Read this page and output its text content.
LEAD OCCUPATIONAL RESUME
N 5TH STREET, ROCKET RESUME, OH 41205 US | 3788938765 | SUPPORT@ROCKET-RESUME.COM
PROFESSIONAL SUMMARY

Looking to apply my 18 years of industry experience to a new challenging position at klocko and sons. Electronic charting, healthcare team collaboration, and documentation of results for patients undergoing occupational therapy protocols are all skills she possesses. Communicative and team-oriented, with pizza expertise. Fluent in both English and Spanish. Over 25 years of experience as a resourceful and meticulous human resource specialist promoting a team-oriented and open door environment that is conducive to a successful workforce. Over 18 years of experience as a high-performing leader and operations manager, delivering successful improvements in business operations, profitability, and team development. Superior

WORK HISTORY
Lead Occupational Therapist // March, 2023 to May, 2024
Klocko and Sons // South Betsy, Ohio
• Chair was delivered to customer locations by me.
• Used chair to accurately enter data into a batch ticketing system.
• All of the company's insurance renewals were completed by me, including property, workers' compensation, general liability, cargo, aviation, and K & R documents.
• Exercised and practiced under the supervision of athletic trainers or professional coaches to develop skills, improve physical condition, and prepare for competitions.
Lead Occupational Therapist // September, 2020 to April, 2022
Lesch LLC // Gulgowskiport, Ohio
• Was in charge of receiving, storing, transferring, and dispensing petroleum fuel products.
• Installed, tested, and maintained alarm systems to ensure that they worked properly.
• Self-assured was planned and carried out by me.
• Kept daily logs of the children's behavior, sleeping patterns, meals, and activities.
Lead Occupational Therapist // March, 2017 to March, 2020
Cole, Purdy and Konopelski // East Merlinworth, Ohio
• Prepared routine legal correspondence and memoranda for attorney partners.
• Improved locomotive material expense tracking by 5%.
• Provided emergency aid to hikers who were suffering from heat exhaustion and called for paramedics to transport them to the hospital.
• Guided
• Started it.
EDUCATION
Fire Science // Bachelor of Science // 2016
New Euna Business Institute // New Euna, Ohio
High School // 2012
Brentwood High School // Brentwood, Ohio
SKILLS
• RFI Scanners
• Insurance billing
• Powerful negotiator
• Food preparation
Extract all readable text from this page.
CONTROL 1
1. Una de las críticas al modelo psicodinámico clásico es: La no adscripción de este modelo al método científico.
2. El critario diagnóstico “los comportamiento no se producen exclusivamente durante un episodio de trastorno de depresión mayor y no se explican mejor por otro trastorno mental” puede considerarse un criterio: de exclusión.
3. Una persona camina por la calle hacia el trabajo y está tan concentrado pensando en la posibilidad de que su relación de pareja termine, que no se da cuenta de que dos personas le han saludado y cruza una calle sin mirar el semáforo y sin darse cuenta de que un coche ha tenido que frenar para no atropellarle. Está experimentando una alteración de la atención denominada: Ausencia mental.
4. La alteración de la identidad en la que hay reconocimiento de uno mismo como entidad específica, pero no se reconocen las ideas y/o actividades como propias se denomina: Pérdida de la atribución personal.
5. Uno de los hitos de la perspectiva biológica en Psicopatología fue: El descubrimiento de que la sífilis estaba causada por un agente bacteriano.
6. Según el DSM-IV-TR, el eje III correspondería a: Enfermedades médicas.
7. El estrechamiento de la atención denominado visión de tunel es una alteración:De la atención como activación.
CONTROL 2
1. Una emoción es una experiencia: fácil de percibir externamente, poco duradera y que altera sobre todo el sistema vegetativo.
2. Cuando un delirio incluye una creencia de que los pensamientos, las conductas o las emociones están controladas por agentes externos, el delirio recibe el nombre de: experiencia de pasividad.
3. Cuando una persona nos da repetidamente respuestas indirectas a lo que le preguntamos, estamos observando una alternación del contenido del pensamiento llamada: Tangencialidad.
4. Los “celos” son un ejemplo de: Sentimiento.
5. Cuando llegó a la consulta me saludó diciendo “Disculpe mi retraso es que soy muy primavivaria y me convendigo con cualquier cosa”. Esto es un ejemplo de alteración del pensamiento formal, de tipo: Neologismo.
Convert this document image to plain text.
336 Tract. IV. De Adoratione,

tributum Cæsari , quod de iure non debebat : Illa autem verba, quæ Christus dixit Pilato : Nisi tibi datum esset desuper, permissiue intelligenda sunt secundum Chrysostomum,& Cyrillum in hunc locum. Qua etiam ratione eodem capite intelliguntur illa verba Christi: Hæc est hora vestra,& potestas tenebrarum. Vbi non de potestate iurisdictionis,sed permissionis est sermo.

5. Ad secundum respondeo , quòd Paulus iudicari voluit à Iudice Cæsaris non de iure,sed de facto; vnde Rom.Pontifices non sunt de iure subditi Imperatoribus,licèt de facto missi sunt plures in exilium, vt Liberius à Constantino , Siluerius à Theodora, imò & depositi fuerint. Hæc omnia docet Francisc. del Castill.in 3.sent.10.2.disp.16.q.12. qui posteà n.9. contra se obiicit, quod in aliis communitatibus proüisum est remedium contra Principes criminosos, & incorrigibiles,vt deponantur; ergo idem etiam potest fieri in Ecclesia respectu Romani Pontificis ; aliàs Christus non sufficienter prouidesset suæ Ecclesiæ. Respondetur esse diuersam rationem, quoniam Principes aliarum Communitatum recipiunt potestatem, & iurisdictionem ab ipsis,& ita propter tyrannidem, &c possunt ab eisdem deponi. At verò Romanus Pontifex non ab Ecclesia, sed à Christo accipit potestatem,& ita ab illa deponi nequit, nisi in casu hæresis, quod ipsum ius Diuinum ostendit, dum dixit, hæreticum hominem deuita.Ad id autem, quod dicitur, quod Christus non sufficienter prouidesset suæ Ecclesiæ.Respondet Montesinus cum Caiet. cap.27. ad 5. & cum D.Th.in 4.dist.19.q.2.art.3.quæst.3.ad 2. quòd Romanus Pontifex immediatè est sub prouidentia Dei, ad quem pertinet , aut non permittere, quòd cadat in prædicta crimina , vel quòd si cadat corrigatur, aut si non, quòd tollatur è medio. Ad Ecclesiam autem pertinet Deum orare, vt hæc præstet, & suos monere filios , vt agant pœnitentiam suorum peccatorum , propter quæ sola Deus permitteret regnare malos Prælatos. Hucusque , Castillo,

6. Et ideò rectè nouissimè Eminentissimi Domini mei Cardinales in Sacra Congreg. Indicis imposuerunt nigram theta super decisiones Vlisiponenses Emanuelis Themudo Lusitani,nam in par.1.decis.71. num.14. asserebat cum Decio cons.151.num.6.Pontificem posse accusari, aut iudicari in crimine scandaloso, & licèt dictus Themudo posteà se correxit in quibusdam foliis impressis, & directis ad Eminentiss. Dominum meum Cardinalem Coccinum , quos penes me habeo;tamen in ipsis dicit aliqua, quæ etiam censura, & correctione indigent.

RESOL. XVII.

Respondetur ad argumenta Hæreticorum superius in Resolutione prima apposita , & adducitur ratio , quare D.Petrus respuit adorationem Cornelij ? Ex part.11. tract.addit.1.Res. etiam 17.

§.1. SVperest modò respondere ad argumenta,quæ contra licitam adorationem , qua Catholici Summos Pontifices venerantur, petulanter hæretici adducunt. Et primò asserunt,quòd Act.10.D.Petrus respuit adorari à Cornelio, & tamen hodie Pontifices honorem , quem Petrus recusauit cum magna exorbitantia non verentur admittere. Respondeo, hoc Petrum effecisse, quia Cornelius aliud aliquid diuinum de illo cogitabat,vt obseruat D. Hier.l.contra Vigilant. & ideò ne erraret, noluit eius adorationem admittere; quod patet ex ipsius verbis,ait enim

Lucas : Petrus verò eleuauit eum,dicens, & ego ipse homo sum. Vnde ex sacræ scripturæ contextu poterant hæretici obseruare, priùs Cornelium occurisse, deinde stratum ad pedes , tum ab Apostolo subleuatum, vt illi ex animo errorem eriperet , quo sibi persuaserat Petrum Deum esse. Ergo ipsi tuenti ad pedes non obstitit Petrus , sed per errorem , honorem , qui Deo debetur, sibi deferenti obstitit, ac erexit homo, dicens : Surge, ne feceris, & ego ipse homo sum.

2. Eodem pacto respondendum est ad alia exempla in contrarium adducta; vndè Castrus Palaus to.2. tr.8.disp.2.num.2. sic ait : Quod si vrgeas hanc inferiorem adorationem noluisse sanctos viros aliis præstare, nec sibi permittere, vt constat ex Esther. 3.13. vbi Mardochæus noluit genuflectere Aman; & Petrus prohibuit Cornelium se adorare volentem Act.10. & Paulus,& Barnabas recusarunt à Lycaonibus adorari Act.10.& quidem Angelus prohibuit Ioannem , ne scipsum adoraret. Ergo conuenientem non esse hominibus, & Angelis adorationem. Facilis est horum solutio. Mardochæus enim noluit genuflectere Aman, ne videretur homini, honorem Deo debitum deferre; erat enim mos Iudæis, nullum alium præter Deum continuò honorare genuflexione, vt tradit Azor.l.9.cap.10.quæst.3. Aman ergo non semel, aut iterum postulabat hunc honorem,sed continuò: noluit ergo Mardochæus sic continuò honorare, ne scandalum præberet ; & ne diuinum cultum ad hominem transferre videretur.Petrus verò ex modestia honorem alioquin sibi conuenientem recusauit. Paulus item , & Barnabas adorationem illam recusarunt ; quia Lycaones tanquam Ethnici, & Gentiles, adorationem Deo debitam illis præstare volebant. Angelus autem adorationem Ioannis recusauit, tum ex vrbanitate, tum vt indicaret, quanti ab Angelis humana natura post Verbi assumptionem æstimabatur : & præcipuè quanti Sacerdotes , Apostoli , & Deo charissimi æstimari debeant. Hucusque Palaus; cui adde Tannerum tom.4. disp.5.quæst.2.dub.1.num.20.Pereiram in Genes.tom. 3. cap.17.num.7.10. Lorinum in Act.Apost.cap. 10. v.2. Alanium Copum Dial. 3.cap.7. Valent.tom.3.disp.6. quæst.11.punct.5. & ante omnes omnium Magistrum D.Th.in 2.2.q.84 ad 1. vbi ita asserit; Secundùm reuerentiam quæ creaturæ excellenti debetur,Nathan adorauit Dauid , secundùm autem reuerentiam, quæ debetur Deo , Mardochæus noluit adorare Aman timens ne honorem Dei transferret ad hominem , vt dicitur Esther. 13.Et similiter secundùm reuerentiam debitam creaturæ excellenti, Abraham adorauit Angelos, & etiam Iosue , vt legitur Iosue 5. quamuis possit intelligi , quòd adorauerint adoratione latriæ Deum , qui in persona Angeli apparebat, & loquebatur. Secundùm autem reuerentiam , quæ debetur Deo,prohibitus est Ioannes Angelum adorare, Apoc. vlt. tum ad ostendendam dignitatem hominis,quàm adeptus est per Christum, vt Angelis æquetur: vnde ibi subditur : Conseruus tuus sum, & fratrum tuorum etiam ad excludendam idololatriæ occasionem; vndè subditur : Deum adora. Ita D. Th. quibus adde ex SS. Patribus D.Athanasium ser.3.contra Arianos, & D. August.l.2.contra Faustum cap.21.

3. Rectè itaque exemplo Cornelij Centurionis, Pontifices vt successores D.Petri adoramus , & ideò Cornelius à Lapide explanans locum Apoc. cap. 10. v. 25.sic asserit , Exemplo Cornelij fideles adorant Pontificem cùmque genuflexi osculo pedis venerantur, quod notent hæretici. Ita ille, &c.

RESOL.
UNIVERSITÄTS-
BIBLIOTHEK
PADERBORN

> [ASSIGNMENT]: If a line in the entries above contains "experiencia", it counts toward the total; give only that total.

> [RESPONSE BELOW]: 2